──────── Input for this task ────────

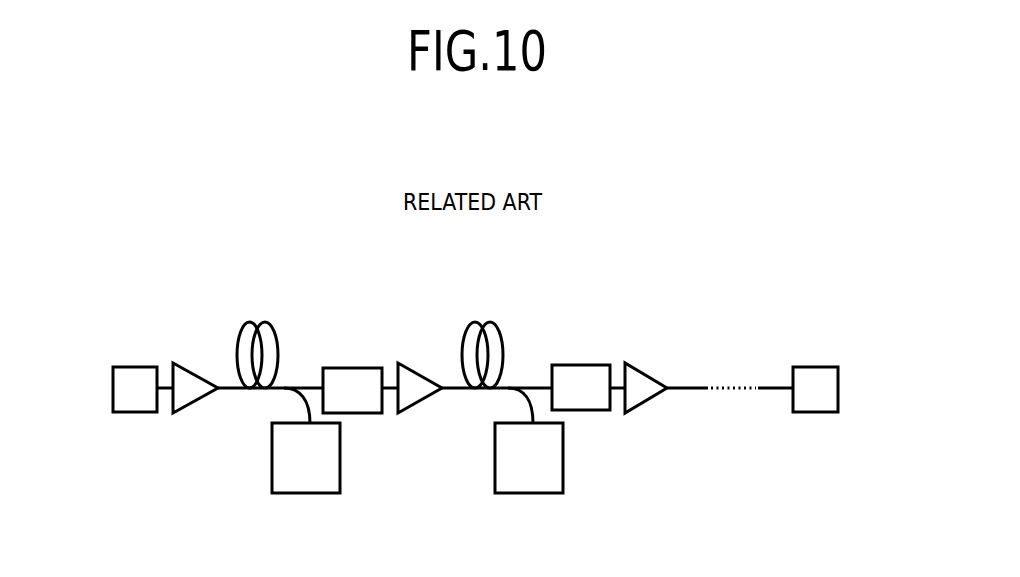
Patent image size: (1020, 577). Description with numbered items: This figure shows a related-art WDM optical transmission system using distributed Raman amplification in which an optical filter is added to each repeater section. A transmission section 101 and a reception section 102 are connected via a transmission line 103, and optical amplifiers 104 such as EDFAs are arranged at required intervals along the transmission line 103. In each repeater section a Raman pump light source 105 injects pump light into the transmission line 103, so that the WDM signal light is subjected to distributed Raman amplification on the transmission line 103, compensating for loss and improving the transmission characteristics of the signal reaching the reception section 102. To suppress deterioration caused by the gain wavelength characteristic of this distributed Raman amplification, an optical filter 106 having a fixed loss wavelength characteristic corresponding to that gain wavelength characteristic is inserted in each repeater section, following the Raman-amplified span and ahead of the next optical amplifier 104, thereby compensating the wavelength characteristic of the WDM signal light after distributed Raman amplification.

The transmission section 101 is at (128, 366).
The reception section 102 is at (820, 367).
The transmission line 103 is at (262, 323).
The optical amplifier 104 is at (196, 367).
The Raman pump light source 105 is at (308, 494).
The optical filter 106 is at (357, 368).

────────

Task statement – Which lines in the material above contain the word "section"? Select each of them.

Full solution –
Patent image size: (1020, 577). Description with numbered items: This figure shows a related-art WDM optical transmission system using distributed Raman amplification in which an optical filter is added to each repeater section. A transmission section 101 and a reception section 102 are connected via a transmission line 103, and optical amplifiers 104 such as EDFAs are arranged at required intervals along the transmission line 103. In each repeater section a Raman pump light source 105 injects pump light into the transmission line 103, so that the WDM signal light is subjected to distributed Raman amplification on the transmission line 103, compensating for loss and improving the transmission characteristics of the signal reaching the reception section 102. To suppress deterioration caused by the gain wavelength characteristic of this distributed Raman amplification, an optical filter 106 having a fixed loss wavelength characteristic corresponding to that gain wavelength characteristic is inserted in each repeater section, following the Raman-amplified span and ahead of the next optical amplifier 104, thereby compensating the wavelength characteristic of the WDM signal light after distributed Raman amplification.
The transmission section 101 is at (128, 366).
The reception section 102 is at (820, 367).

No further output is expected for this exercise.